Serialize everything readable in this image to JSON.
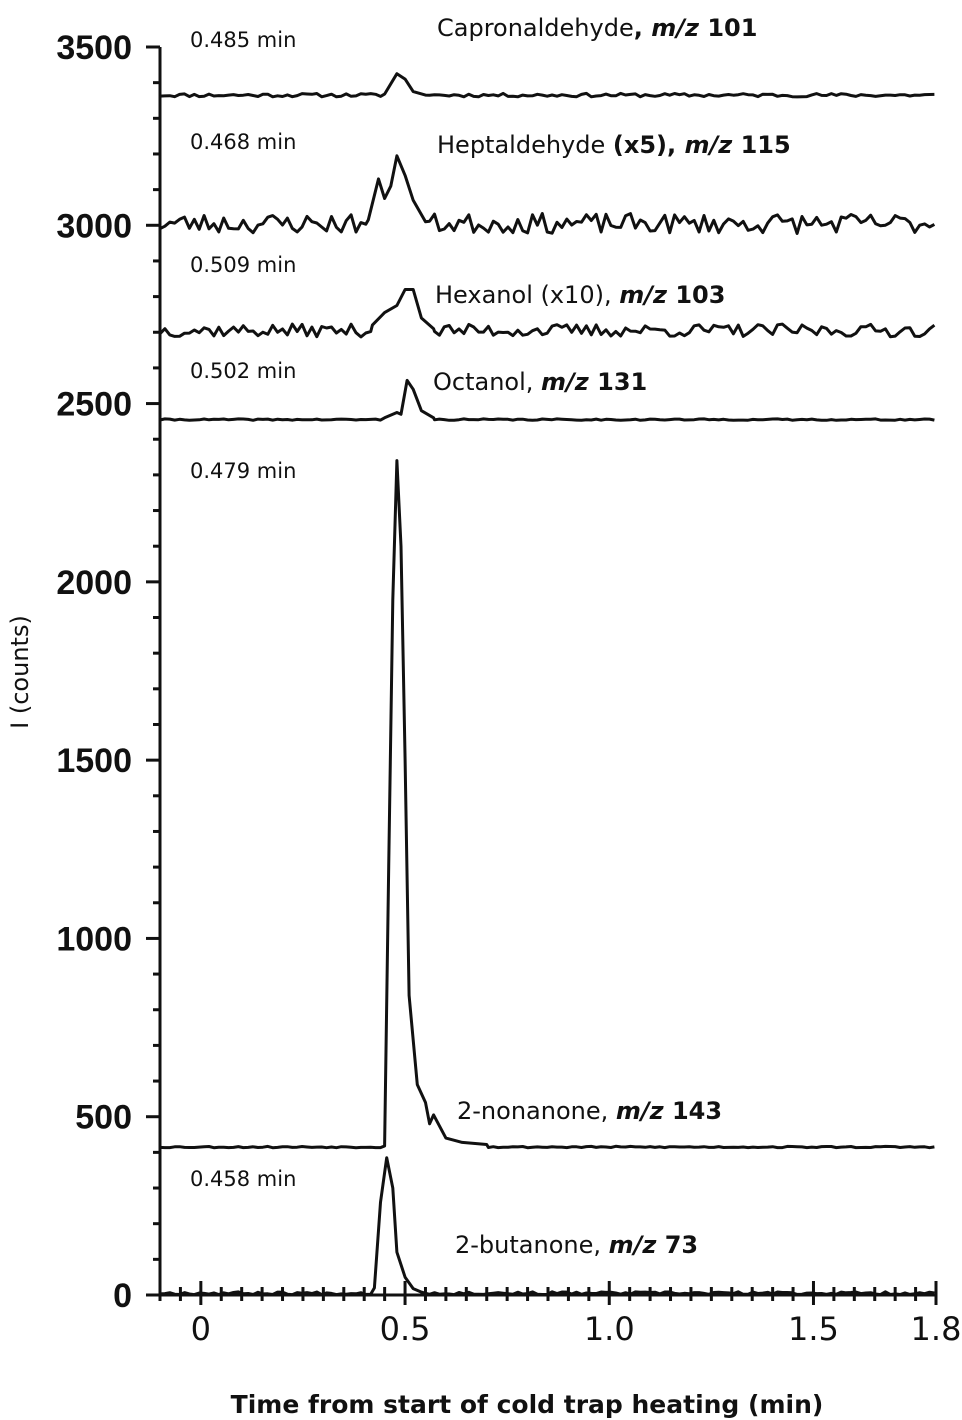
{
  "chart_data": {
    "type": "line",
    "title": "",
    "xlabel": "Time from start of cold trap heating (min)",
    "ylabel": "I (counts)",
    "xlim": [
      -0.1,
      1.8
    ],
    "ylim": [
      0,
      3500
    ],
    "x_ticks": [
      {
        "value": 0,
        "label": "0"
      },
      {
        "value": 0.5,
        "label": "0.5"
      },
      {
        "value": 1.0,
        "label": "1.0"
      },
      {
        "value": 1.5,
        "label": "1.5"
      },
      {
        "value": 1.8,
        "label": "1.8"
      }
    ],
    "y_ticks": [
      {
        "value": 0,
        "label": "0"
      },
      {
        "value": 500,
        "label": "500"
      },
      {
        "value": 1000,
        "label": "1000"
      },
      {
        "value": 1500,
        "label": "1500"
      },
      {
        "value": 2000,
        "label": "2000"
      },
      {
        "value": 2500,
        "label": "2500"
      },
      {
        "value": 3000,
        "label": "3000"
      },
      {
        "value": 3500,
        "label": "3500"
      }
    ],
    "grid": false,
    "series": [
      {
        "name": "Capronaldehyde",
        "baseline": 3365,
        "noise": 5,
        "seed": 11,
        "peak_time_label": "0.485 min",
        "label_parts": [
          {
            "t": "Capronaldehyde",
            "style": "normal"
          },
          {
            "t": ", ",
            "style": "bold"
          },
          {
            "t": "m/z",
            "style": "bolditalic"
          },
          {
            "t": " 101",
            "style": "bold"
          }
        ],
        "peaks": [
          [
            0.45,
            3368
          ],
          [
            0.48,
            3425
          ],
          [
            0.5,
            3410
          ],
          [
            0.52,
            3375
          ],
          [
            0.55,
            3365
          ]
        ]
      },
      {
        "name": "Heptaldehyde",
        "baseline": 3005,
        "noise": 28,
        "seed": 23,
        "peak_time_label": "0.468 min",
        "label_parts": [
          {
            "t": "Heptaldehyde ",
            "style": "normal"
          },
          {
            "t": "(x5), ",
            "style": "bold"
          },
          {
            "t": "m/z",
            "style": "bolditalic"
          },
          {
            "t": " 115",
            "style": "bold"
          }
        ],
        "peaks": [
          [
            0.41,
            3015
          ],
          [
            0.435,
            3130
          ],
          [
            0.45,
            3075
          ],
          [
            0.465,
            3110
          ],
          [
            0.48,
            3195
          ],
          [
            0.5,
            3140
          ],
          [
            0.52,
            3070
          ],
          [
            0.55,
            3010
          ]
        ]
      },
      {
        "name": "Hexanol",
        "baseline": 2705,
        "noise": 18,
        "seed": 37,
        "peak_time_label": "0.509 min",
        "label_parts": [
          {
            "t": "Hexanol (x10), ",
            "style": "normal"
          },
          {
            "t": "m/z",
            "style": "bolditalic"
          },
          {
            "t": " 103",
            "style": "bold"
          }
        ],
        "peaks": [
          [
            0.42,
            2720
          ],
          [
            0.45,
            2755
          ],
          [
            0.48,
            2775
          ],
          [
            0.5,
            2820
          ],
          [
            0.52,
            2820
          ],
          [
            0.54,
            2740
          ],
          [
            0.57,
            2710
          ]
        ]
      },
      {
        "name": "Octanol",
        "baseline": 2455,
        "noise": 2,
        "seed": 41,
        "peak_time_label": "0.502 min",
        "label_parts": [
          {
            "t": "Octanol, ",
            "style": "normal"
          },
          {
            "t": "m/z",
            "style": "bolditalic"
          },
          {
            "t": " 131",
            "style": "bold"
          }
        ],
        "peaks": [
          [
            0.45,
            2460
          ],
          [
            0.48,
            2475
          ],
          [
            0.49,
            2470
          ],
          [
            0.505,
            2565
          ],
          [
            0.52,
            2540
          ],
          [
            0.54,
            2480
          ],
          [
            0.57,
            2460
          ]
        ]
      },
      {
        "name": "2-nonanone",
        "baseline": 415,
        "noise": 2,
        "seed": 53,
        "peak_time_label": "0.479 min",
        "label_parts": [
          {
            "t": "2-nonanone, ",
            "style": "normal"
          },
          {
            "t": "m/z",
            "style": "bolditalic"
          },
          {
            "t": " 143",
            "style": "bold"
          }
        ],
        "peaks": [
          [
            0.45,
            418
          ],
          [
            0.46,
            1200
          ],
          [
            0.47,
            1950
          ],
          [
            0.48,
            2340
          ],
          [
            0.49,
            2100
          ],
          [
            0.5,
            1500
          ],
          [
            0.51,
            840
          ],
          [
            0.53,
            590
          ],
          [
            0.55,
            540
          ],
          [
            0.56,
            480
          ],
          [
            0.57,
            505
          ],
          [
            0.6,
            440
          ],
          [
            0.64,
            428
          ],
          [
            0.7,
            422
          ]
        ]
      },
      {
        "name": "2-butanone",
        "baseline": 5,
        "noise": 4,
        "seed": 67,
        "peak_time_label": "0.458 min",
        "label_parts": [
          {
            "t": "2-butanone, ",
            "style": "normal"
          },
          {
            "t": "m/z",
            "style": "bolditalic"
          },
          {
            "t": " 73",
            "style": "bold"
          }
        ],
        "peaks": [
          [
            0.425,
            20
          ],
          [
            0.44,
            260
          ],
          [
            0.455,
            385
          ],
          [
            0.47,
            300
          ],
          [
            0.48,
            120
          ],
          [
            0.5,
            50
          ],
          [
            0.52,
            18
          ],
          [
            0.54,
            8
          ]
        ]
      }
    ]
  }
}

**Instruction:** Pick out every line of the listing containing the word "noise", and show those lines.

**Answer in full:**
        "noise": 5,
        "noise": 28,
        "noise": 18,
        "noise": 2,
        "noise": 2,
        "noise": 4,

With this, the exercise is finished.